READING TEXT:
══════════
Information obtained from Khan, when compared with extensive debriefing of Aruchi, led U.S. and Pakistani officials to Ghailani, the Tanzanian whose arrest in Gujrat last week has been described as a major breakthrough by Pakistani and U.S. officials.

"The timing of (Ghailani's) arrest is superb. He was definitely working on something big," said a Pakistani official familiar with his initial interrogation in Pakistan.

As Pakistani officials prepared Sunday night for Ghailani's apparently imminent handover to U.S. authorities, they said they were sure that computer disks found in his possession - one in his laptop and another loose - might reveal at least some of al-Qaida's plans and clues about important operatives.

The officials said that two other suspects arrested with Ghailani, earlier thought to be insignificant, had provided information showing that Ghailani was expecting important news from the United States.
══════════
Dataset records:
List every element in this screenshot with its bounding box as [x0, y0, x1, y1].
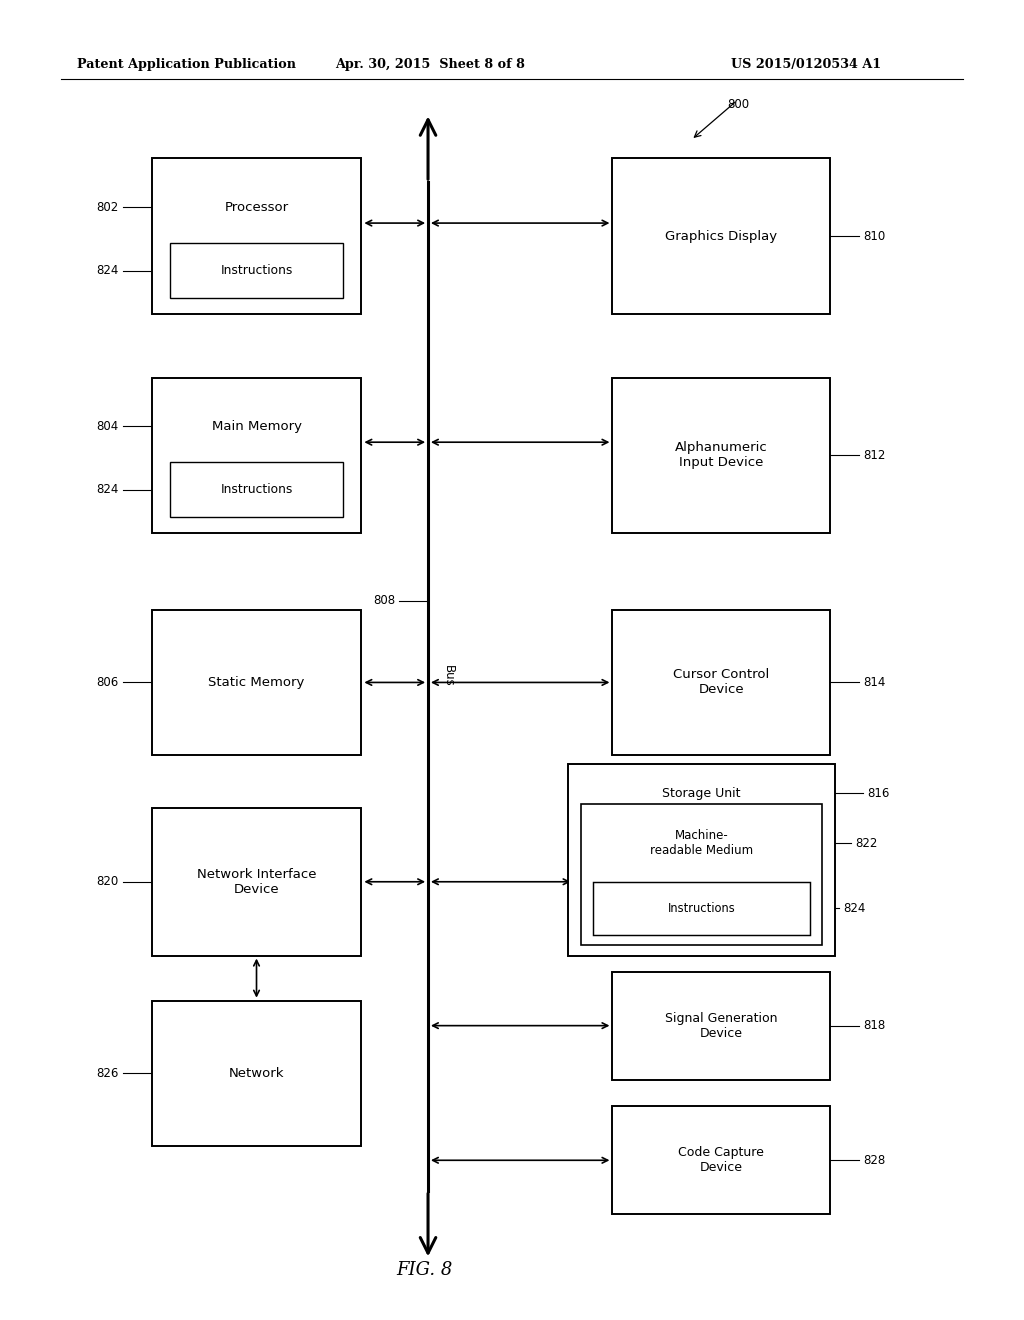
- Bar: [152, 158, 361, 314]
- Text: 800: 800: [727, 98, 750, 111]
- Bar: [612, 378, 830, 533]
- Text: 816: 816: [867, 787, 890, 800]
- Text: 820: 820: [96, 875, 119, 888]
- Text: 808: 808: [373, 594, 395, 607]
- Text: 814: 814: [863, 676, 886, 689]
- Text: Main Memory: Main Memory: [212, 420, 301, 433]
- Text: Graphics Display: Graphics Display: [666, 230, 777, 243]
- Text: Bus: Bus: [442, 665, 456, 686]
- Bar: [568, 764, 835, 956]
- Text: Network Interface
Device: Network Interface Device: [197, 867, 316, 896]
- Text: 826: 826: [96, 1067, 119, 1080]
- Text: Signal Generation
Device: Signal Generation Device: [666, 1011, 777, 1040]
- Text: Static Memory: Static Memory: [208, 676, 305, 689]
- Text: Instructions: Instructions: [220, 483, 293, 496]
- Text: Storage Unit: Storage Unit: [663, 787, 740, 800]
- Text: FIG. 8: FIG. 8: [396, 1261, 454, 1279]
- Bar: [152, 610, 361, 755]
- Bar: [170, 243, 343, 298]
- Text: Instructions: Instructions: [220, 264, 293, 277]
- Text: Alphanumeric
Input Device: Alphanumeric Input Device: [675, 441, 768, 470]
- Text: 822: 822: [855, 837, 878, 850]
- Bar: [612, 158, 830, 314]
- Text: 828: 828: [863, 1154, 886, 1167]
- Text: Code Capture
Device: Code Capture Device: [679, 1146, 764, 1175]
- Text: 802: 802: [96, 201, 119, 214]
- Text: 824: 824: [96, 264, 119, 277]
- Text: Machine-
readable Medium: Machine- readable Medium: [650, 829, 753, 858]
- Text: 824: 824: [96, 483, 119, 496]
- Text: Instructions: Instructions: [668, 902, 735, 915]
- Text: Network: Network: [228, 1067, 285, 1080]
- Text: 812: 812: [863, 449, 886, 462]
- Bar: [612, 972, 830, 1080]
- Text: 810: 810: [863, 230, 886, 243]
- Bar: [152, 378, 361, 533]
- Bar: [612, 610, 830, 755]
- Bar: [152, 1001, 361, 1146]
- Text: Patent Application Publication: Patent Application Publication: [77, 58, 296, 71]
- Text: Apr. 30, 2015  Sheet 8 of 8: Apr. 30, 2015 Sheet 8 of 8: [335, 58, 525, 71]
- Text: 824: 824: [843, 902, 865, 915]
- Bar: [170, 462, 343, 517]
- Bar: [581, 804, 822, 945]
- Text: 804: 804: [96, 420, 119, 433]
- Text: Cursor Control
Device: Cursor Control Device: [674, 668, 769, 697]
- Bar: [152, 808, 361, 956]
- Text: 806: 806: [96, 676, 119, 689]
- Bar: [593, 882, 810, 935]
- Text: 818: 818: [863, 1019, 886, 1032]
- Text: US 2015/0120534 A1: US 2015/0120534 A1: [730, 58, 881, 71]
- Text: Processor: Processor: [224, 201, 289, 214]
- Bar: [612, 1106, 830, 1214]
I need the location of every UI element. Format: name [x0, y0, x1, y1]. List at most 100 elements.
══════════
AIM:
For each statement below, say whether it agrees with the news excerpt on Ghailani's arrest above, answering yes or no and quoting the deciding words from the excerpt. (a) Ghailani was arrested in Gujrat. (b) Both computer disks found in Ghailani's possession were inside his laptop. (c) The two other suspects arrested with Ghailani provided no useful information.

EXERCISE RESULT:
(a) Yes: "whose arrest in Gujrat last week"
(b) No: "one in his laptop and another loose"
(c) No: "had provided information showing that Ghailani was expecting important news from the United States"